**WHAT IS REQUIRED:** Which lines hold the word "特殊情况"? Copy each of them from the material.

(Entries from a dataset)
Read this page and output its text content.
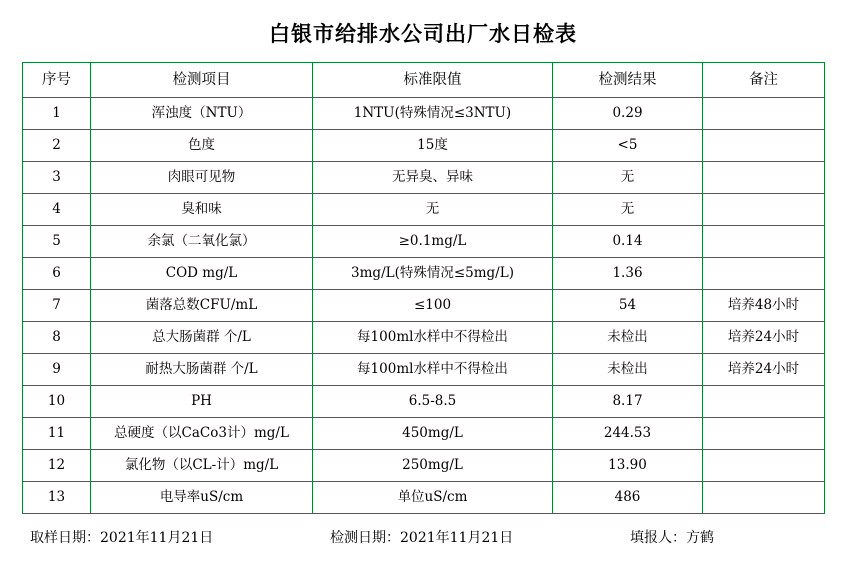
白银市给排水公司出厂水日检表
序号	检测项目	标准限值	检测结果	备注
1	浑浊度（NTU）	1NTU(特殊情况≤3NTU)	0.29	
2	色度	15度	<5	
3	肉眼可见物	无异臭、异味	无	
4	臭和味	无	无	
5	余氯（二氧化氯）	≥0.1mg/L	0.14	
6	COD mg/L	3mg/L(特殊情况≤5mg/L)	1.36	
7	菌落总数CFU/mL	≤100	54	培养48小时
8	总大肠菌群 个/L	每100ml水样中不得检出	未检出	培养24小时
9	耐热大肠菌群 个/L	每100ml水样中不得检出	未检出	培养24小时
10	PH	6.5-8.5	8.17	
11	总硬度（以CaCo3计）mg/L	450mg/L	244.53	
12	氯化物（以CL-计）mg/L	250mg/L	13.90	
13	电导率uS/cm	单位uS/cm	486	
取样日期：2021年11月21日	检测日期：2021年11月21日	填报人：方鹤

**RESULT OF THIS EXERCISE:**
1	浑浊度（NTU）	1NTU(特殊情况≤3NTU)	0.29	
6	COD mg/L	3mg/L(特殊情况≤5mg/L)	1.36	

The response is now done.